_What is asked_: Below is a set of records; restate each one word for word.

——————

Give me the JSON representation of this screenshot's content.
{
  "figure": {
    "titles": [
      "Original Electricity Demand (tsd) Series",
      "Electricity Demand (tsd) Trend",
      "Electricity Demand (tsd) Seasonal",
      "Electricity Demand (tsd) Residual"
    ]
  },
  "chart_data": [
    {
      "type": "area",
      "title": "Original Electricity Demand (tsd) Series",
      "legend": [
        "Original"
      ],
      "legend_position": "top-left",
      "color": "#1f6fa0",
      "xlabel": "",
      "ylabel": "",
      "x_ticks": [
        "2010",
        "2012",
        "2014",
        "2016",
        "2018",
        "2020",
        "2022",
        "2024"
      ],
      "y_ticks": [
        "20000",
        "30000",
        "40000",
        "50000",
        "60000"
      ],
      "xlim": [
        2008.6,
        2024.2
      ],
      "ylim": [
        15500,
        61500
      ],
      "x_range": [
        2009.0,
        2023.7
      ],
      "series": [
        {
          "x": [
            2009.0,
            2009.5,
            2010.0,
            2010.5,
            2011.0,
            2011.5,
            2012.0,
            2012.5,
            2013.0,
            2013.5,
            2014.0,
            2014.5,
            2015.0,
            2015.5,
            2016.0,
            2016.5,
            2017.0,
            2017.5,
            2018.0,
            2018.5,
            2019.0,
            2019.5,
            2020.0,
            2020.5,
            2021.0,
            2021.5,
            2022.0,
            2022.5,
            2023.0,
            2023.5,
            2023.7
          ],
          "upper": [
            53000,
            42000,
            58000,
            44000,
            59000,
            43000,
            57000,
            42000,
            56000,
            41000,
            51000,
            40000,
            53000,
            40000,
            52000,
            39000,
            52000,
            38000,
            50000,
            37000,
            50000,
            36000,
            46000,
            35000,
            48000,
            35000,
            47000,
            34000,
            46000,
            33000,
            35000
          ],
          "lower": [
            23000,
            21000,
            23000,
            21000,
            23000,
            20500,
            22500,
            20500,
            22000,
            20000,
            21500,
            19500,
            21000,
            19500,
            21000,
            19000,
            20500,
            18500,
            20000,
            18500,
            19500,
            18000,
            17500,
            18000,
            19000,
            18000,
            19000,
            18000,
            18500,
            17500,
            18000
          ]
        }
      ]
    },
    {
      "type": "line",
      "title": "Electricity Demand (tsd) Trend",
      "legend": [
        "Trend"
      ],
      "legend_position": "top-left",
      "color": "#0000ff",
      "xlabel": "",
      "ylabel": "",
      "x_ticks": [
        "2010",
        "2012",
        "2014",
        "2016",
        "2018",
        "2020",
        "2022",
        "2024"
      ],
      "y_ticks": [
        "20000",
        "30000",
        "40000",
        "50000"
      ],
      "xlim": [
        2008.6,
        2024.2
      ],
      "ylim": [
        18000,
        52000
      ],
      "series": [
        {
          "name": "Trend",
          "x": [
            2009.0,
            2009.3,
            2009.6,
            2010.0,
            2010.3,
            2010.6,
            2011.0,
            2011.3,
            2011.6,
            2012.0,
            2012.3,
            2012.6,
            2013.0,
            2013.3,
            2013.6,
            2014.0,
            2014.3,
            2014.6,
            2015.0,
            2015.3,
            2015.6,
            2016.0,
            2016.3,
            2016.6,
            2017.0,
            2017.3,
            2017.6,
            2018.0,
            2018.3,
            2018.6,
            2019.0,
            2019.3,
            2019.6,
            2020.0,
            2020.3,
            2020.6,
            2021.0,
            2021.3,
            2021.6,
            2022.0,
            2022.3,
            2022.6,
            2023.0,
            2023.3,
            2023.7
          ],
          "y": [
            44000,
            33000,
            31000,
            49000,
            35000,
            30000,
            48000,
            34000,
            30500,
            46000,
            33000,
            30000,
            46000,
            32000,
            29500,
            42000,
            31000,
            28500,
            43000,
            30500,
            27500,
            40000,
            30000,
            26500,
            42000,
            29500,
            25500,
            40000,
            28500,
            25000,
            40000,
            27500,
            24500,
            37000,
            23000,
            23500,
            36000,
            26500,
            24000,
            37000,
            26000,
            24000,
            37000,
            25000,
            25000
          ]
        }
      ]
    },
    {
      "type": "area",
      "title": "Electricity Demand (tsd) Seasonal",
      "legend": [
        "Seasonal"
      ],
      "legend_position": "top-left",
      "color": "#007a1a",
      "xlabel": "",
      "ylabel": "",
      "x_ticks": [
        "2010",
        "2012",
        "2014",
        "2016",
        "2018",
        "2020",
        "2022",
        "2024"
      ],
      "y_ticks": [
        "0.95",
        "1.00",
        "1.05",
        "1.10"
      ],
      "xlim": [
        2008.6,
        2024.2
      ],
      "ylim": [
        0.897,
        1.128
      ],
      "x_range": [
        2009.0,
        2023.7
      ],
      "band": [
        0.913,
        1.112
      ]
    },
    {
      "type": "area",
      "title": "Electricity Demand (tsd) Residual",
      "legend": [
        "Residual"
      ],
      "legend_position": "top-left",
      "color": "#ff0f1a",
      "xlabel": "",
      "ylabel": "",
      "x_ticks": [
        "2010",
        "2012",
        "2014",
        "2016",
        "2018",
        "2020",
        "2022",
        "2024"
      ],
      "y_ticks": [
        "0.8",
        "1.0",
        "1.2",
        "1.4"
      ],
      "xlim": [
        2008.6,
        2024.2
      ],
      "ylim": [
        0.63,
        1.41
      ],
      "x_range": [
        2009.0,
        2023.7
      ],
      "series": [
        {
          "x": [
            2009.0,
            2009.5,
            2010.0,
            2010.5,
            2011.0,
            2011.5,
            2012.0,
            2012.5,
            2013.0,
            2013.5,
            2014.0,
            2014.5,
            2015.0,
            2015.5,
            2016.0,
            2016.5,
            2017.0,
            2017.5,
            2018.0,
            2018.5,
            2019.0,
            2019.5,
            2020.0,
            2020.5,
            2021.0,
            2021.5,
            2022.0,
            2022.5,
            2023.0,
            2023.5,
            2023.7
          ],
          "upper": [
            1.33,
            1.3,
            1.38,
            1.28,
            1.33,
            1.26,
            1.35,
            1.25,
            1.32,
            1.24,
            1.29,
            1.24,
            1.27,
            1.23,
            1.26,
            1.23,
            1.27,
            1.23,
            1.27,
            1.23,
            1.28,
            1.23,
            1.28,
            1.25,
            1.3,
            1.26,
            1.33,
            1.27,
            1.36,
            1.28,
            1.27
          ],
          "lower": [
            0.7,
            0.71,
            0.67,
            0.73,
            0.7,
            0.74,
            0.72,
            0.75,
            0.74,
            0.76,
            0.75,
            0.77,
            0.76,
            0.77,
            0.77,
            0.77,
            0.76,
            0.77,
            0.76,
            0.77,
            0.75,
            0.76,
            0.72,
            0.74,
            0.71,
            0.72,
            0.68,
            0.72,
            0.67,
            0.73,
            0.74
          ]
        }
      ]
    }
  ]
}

——————

_Exercise response_:
Give me the JSON representation of this screenshot's content.
{
  "figure": {
    "titles": [
      "Original Electricity Demand (tsd) Series",
      "Electricity Demand (tsd) Trend",
      "Electricity Demand (tsd) Seasonal",
      "Electricity Demand (tsd) Residual"
    ]
  },
  "chart_data": [
    {
      "type": "area",
      "title": "Original Electricity Demand (tsd) Series",
      "legend": [
        "Original"
      ],
      "legend_position": "top-left",
      "color": "#1f6fa0",
      "xlabel": "",
      "ylabel": "",
      "x_ticks": [
        "2010",
        "2012",
        "2014",
        "2016",
        "2018",
        "2020",
        "2022",
        "2024"
      ],
      "y_ticks": [
        "20000",
        "30000",
        "40000",
        "50000",
        "60000"
      ],
      "xlim": [
        2008.6,
        2024.2
      ],
      "ylim": [
        15500,
        61500
      ],
      "x_range": [
        2009.0,
        2023.7
      ],
      "series": [
        {
          "x": [
            2009.0,
            2009.5,
            2010.0,
            2010.5,
            2011.0,
            2011.5,
            2012.0,
            2012.5,
            2013.0,
            2013.5,
            2014.0,
            2014.5,
            2015.0,
            2015.5,
            2016.0,
            2016.5,
            2017.0,
            2017.5,
            2018.0,
            2018.5,
            2019.0,
            2019.5,
            2020.0,
            2020.5,
            2021.0,
            2021.5,
            2022.0,
            2022.5,
            2023.0,
            2023.5,
            2023.7
          ],
          "upper": [
            53000,
            42000,
            58000,
            44000,
            59000,
            43000,
            57000,
            42000,
            56000,
            41000,
            51000,
            40000,
            53000,
            40000,
            52000,
            39000,
            52000,
            38000,
            50000,
            37000,
            50000,
            36000,
            46000,
            35000,
            48000,
            35000,
            47000,
            34000,
            46000,
            33000,
            35000
          ],
          "lower": [
            23000,
            21000,
            23000,
            21000,
            23000,
            20500,
            22500,
            20500,
            22000,
            20000,
            21500,
            19500,
            21000,
            19500,
            21000,
            19000,
            20500,
            18500,
            20000,
            18500,
            19500,
            18000,
            17500,
            18000,
            19000,
            18000,
            19000,
            18000,
            18500,
            17500,
            18000
          ]
        }
      ]
    },
    {
      "type": "line",
      "title": "Electricity Demand (tsd) Trend",
      "legend": [
        "Trend"
      ],
      "legend_position": "top-left",
      "color": "#0000ff",
      "xlabel": "",
      "ylabel": "",
      "x_ticks": [
        "2010",
        "2012",
        "2014",
        "2016",
        "2018",
        "2020",
        "2022",
        "2024"
      ],
      "y_ticks": [
        "20000",
        "30000",
        "40000",
        "50000"
      ],
      "xlim": [
        2008.6,
        2024.2
      ],
      "ylim": [
        18000,
        52000
      ],
      "series": [
        {
          "name": "Trend",
          "x": [
            2009.0,
            2009.3,
            2009.6,
            2010.0,
            2010.3,
            2010.6,
            2011.0,
            2011.3,
            2011.6,
            2012.0,
            2012.3,
            2012.6,
            2013.0,
            2013.3,
            2013.6,
            2014.0,
            2014.3,
            2014.6,
            2015.0,
            2015.3,
            2015.6,
            2016.0,
            2016.3,
            2016.6,
            2017.0,
            2017.3,
            2017.6,
            2018.0,
            2018.3,
            2018.6,
            2019.0,
            2019.3,
            2019.6,
            2020.0,
            2020.3,
            2020.6,
            2021.0,
            2021.3,
            2021.6,
            2022.0,
            2022.3,
            2022.6,
            2023.0,
            2023.3,
            2023.7
          ],
          "y": [
            44000,
            33000,
            31000,
            49000,
            35000,
            30000,
            48000,
            34000,
            30500,
            46000,
            33000,
            30000,
            46000,
            32000,
            29500,
            42000,
            31000,
            28500,
            43000,
            30500,
            27500,
            40000,
            30000,
            26500,
            42000,
            29500,
            25500,
            40000,
            28500,
            25000,
            40000,
            27500,
            24500,
            37000,
            23000,
            23500,
            36000,
            26500,
            24000,
            37000,
            26000,
            24000,
            37000,
            25000,
            25000
          ]
        }
      ]
    },
    {
      "type": "area",
      "title": "Electricity Demand (tsd) Seasonal",
      "legend": [
        "Seasonal"
      ],
      "legend_position": "top-left",
      "color": "#007a1a",
      "xlabel": "",
      "ylabel": "",
      "x_ticks": [
        "2010",
        "2012",
        "2014",
        "2016",
        "2018",
        "2020",
        "2022",
        "2024"
      ],
      "y_ticks": [
        "0.95",
        "1.00",
        "1.05",
        "1.10"
      ],
      "xlim": [
        2008.6,
        2024.2
      ],
      "ylim": [
        0.897,
        1.128
      ],
      "x_range": [
        2009.0,
        2023.7
      ],
      "band": [
        0.913,
        1.112
      ]
    },
    {
      "type": "area",
      "title": "Electricity Demand (tsd) Residual",
      "legend": [
        "Residual"
      ],
      "legend_position": "top-left",
      "color": "#ff0f1a",
      "xlabel": "",
      "ylabel": "",
      "x_ticks": [
        "2010",
        "2012",
        "2014",
        "2016",
        "2018",
        "2020",
        "2022",
        "2024"
      ],
      "y_ticks": [
        "0.8",
        "1.0",
        "1.2",
        "1.4"
      ],
      "xlim": [
        2008.6,
        2024.2
      ],
      "ylim": [
        0.63,
        1.41
      ],
      "x_range": [
        2009.0,
        2023.7
      ],
      "series": [
        {
          "x": [
            2009.0,
            2009.5,
            2010.0,
            2010.5,
            2011.0,
            2011.5,
            2012.0,
            2012.5,
            2013.0,
            2013.5,
            2014.0,
            2014.5,
            2015.0,
            2015.5,
            2016.0,
            2016.5,
            2017.0,
            2017.5,
            2018.0,
            2018.5,
            2019.0,
            2019.5,
            2020.0,
            2020.5,
            2021.0,
            2021.5,
            2022.0,
            2022.5,
            2023.0,
            2023.5,
            2023.7
          ],
          "upper": [
            1.33,
            1.3,
            1.38,
            1.28,
            1.33,
            1.26,
            1.35,
            1.25,
            1.32,
            1.24,
            1.29,
            1.24,
            1.27,
            1.23,
            1.26,
            1.23,
            1.27,
            1.23,
            1.27,
            1.23,
            1.28,
            1.23,
            1.28,
            1.25,
            1.3,
            1.26,
            1.33,
            1.27,
            1.36,
            1.28,
            1.27
          ],
          "lower": [
            0.7,
            0.71,
            0.67,
            0.73,
            0.7,
            0.74,
            0.72,
            0.75,
            0.74,
            0.76,
            0.75,
            0.77,
            0.76,
            0.77,
            0.77,
            0.77,
            0.76,
            0.77,
            0.76,
            0.77,
            0.75,
            0.76,
            0.72,
            0.74,
            0.71,
            0.72,
            0.68,
            0.72,
            0.67,
            0.73,
            0.74
          ]
        }
      ]
    }
  ]
}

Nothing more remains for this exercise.